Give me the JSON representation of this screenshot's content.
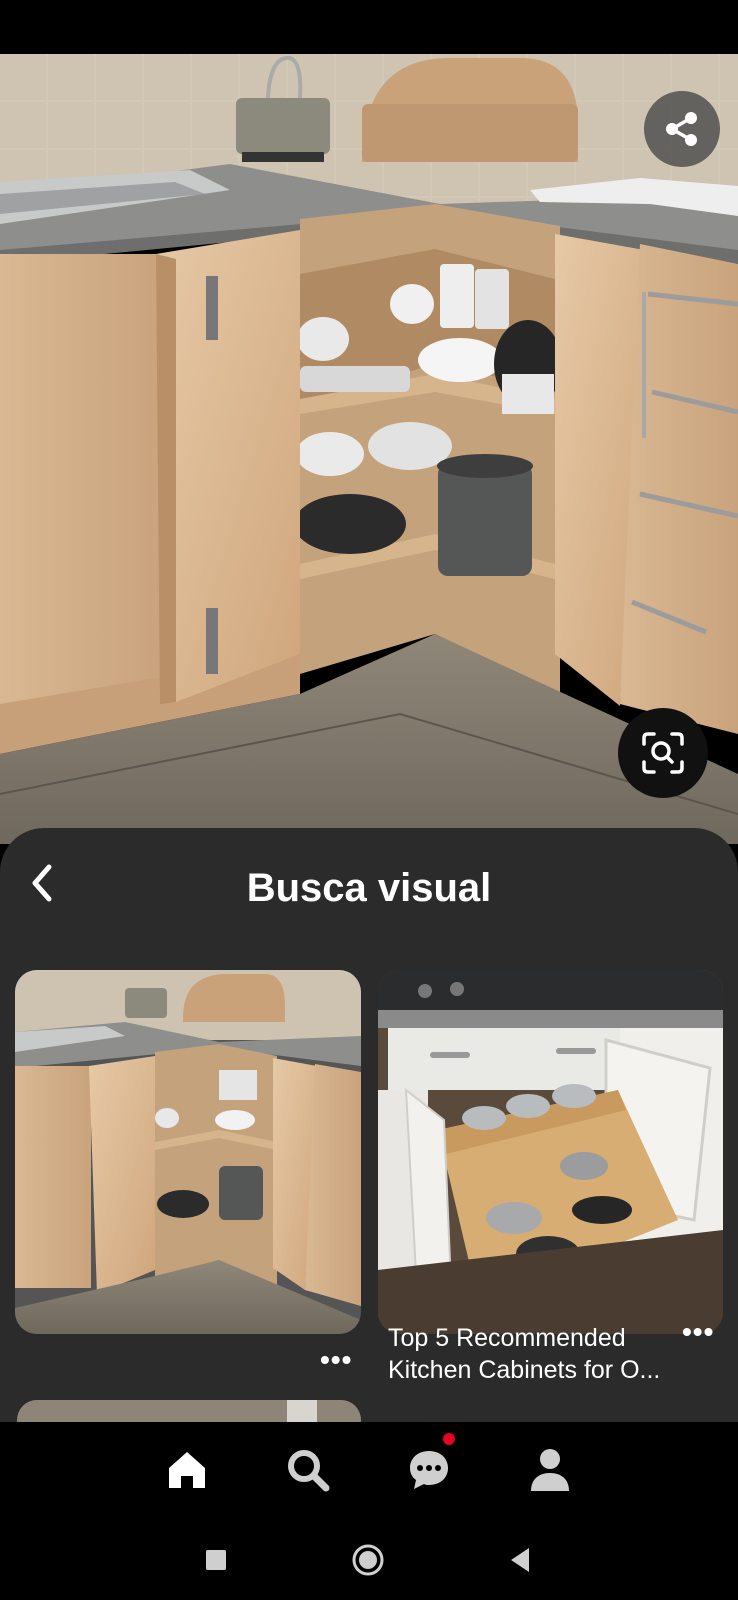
{
  "hero": {
    "image_alt": "kitchen-corner-cabinet-image"
  },
  "buttons": {
    "share_icon": "share-icon",
    "visual_search_icon": "visual-search-icon"
  },
  "sheet": {
    "title": "Busca visual",
    "back_icon": "chevron-left-icon"
  },
  "pins": [
    {
      "image": "corner-cabinet-image",
      "more": "•••",
      "title": ""
    },
    {
      "image": "pull-out-pan-drawer-image",
      "more": "•••",
      "title": "Top 5 Recommended Kitchen Cabinets for O..."
    }
  ],
  "bottom_nav": {
    "items": [
      "home-icon",
      "search-icon",
      "messages-icon",
      "profile-icon"
    ],
    "active": "home-icon",
    "notification_color": "#e60023"
  },
  "system_nav": {
    "items": [
      "recents-icon",
      "home-circle-icon",
      "back-triangle-icon"
    ]
  }
}
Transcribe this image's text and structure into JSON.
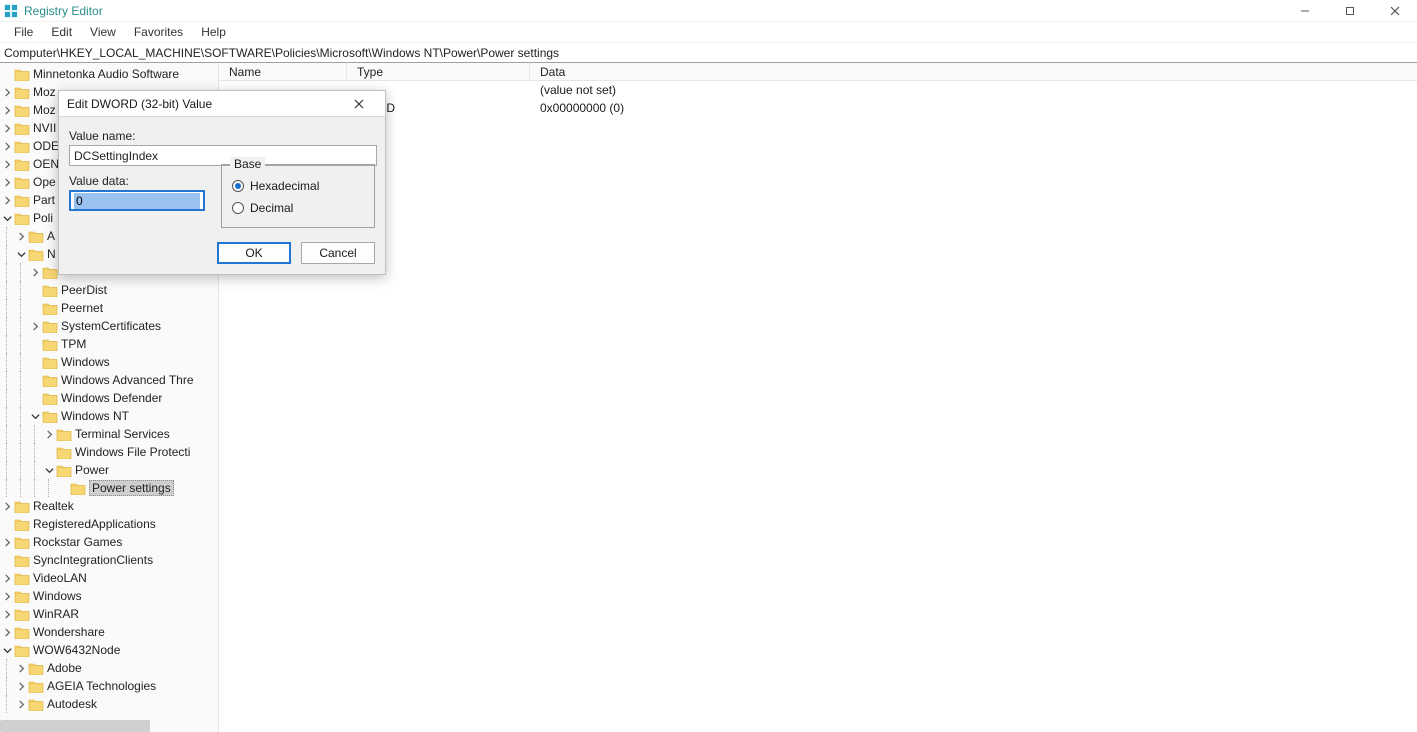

==*==

What to work on:
Omit the images and transcribe all of the records above word for word.

Exercise solution:
Give me the JSON representation of this screenshot's content.
{
  "hero": {
    "image_alt": "kitchen-corner-cabinet-image"
  },
  "buttons": {
    "share_icon": "share-icon",
    "visual_search_icon": "visual-search-icon"
  },
  "sheet": {
    "title": "Busca visual",
    "back_icon": "chevron-left-icon"
  },
  "pins": [
    {
      "image": "corner-cabinet-image",
      "more": "•••",
      "title": ""
    },
    {
      "image": "pull-out-pan-drawer-image",
      "more": "•••",
      "title": "Top 5 Recommended Kitchen Cabinets for O..."
    }
  ],
  "bottom_nav": {
    "items": [
      "home-icon",
      "search-icon",
      "messages-icon",
      "profile-icon"
    ],
    "active": "home-icon",
    "notification_color": "#e60023"
  },
  "system_nav": {
    "items": [
      "recents-icon",
      "home-circle-icon",
      "back-triangle-icon"
    ]
  }
}
Transcribe this image's text and structure into JSON.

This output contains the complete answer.